Stored data ->
= = = = = = =

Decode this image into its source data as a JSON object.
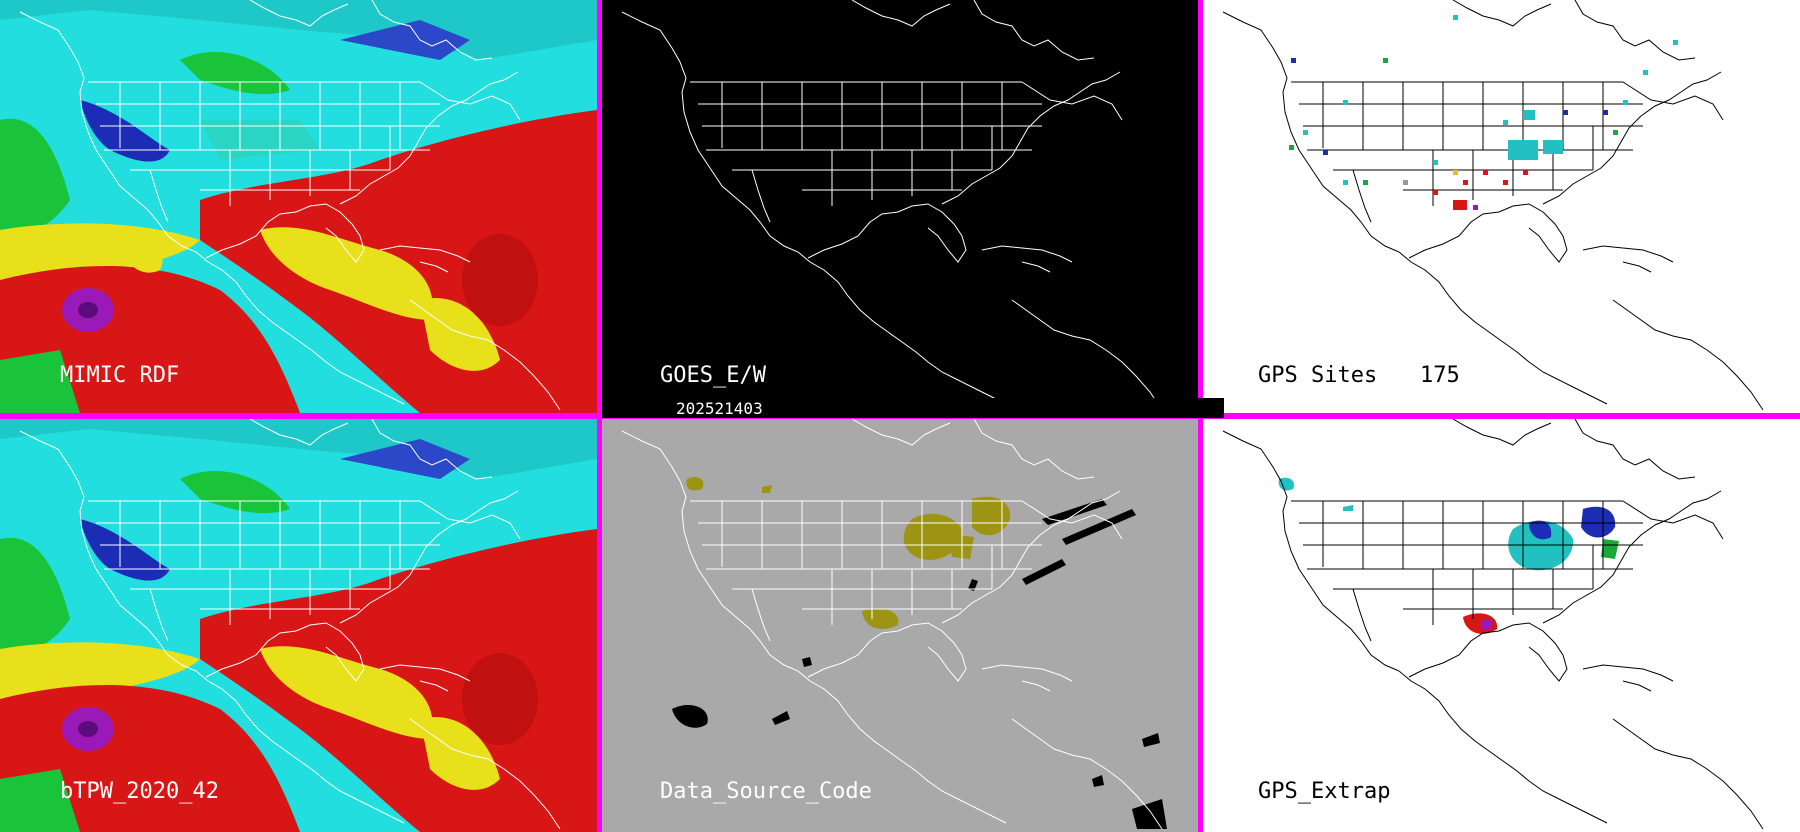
{
  "timestamp": "202521403",
  "colors": {
    "divider": "#ff00ff",
    "tpw_cyan": "#22dede",
    "tpw_blue": "#1c2cb4",
    "tpw_green": "#19c43a",
    "tpw_yellow": "#e8e01a",
    "tpw_red": "#d81616",
    "tpw_purple": "#9a1ab8",
    "goes_bg": "#000000",
    "dsc_bg": "#a9a9a9",
    "dsc_olive": "#9e9414",
    "gps_bg": "#ffffff"
  },
  "panels": [
    {
      "id": "mimic-rdf",
      "label": "MIMIC RDF",
      "background": "tpw"
    },
    {
      "id": "goes-ew",
      "label": "GOES_E/W",
      "background": "black"
    },
    {
      "id": "gps-sites",
      "label": "GPS Sites",
      "count": "175",
      "background": "white"
    },
    {
      "id": "btpw",
      "label": "bTPW_2020_42",
      "background": "tpw"
    },
    {
      "id": "data-source-code",
      "label": "Data_Source_Code",
      "background": "gray"
    },
    {
      "id": "gps-extrap",
      "label": "GPS_Extrap",
      "background": "white"
    }
  ]
}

= = = = = = =

Work to do -> Extract the full listing exactly, with the pictures left out.

The reply ->
Decode this image into its source data as a JSON object.
{
  "timestamp": "202521403",
  "colors": {
    "divider": "#ff00ff",
    "tpw_cyan": "#22dede",
    "tpw_blue": "#1c2cb4",
    "tpw_green": "#19c43a",
    "tpw_yellow": "#e8e01a",
    "tpw_red": "#d81616",
    "tpw_purple": "#9a1ab8",
    "goes_bg": "#000000",
    "dsc_bg": "#a9a9a9",
    "dsc_olive": "#9e9414",
    "gps_bg": "#ffffff"
  },
  "panels": [
    {
      "id": "mimic-rdf",
      "label": "MIMIC RDF",
      "background": "tpw"
    },
    {
      "id": "goes-ew",
      "label": "GOES_E/W",
      "background": "black"
    },
    {
      "id": "gps-sites",
      "label": "GPS Sites",
      "count": "175",
      "background": "white"
    },
    {
      "id": "btpw",
      "label": "bTPW_2020_42",
      "background": "tpw"
    },
    {
      "id": "data-source-code",
      "label": "Data_Source_Code",
      "background": "gray"
    },
    {
      "id": "gps-extrap",
      "label": "GPS_Extrap",
      "background": "white"
    }
  ]
}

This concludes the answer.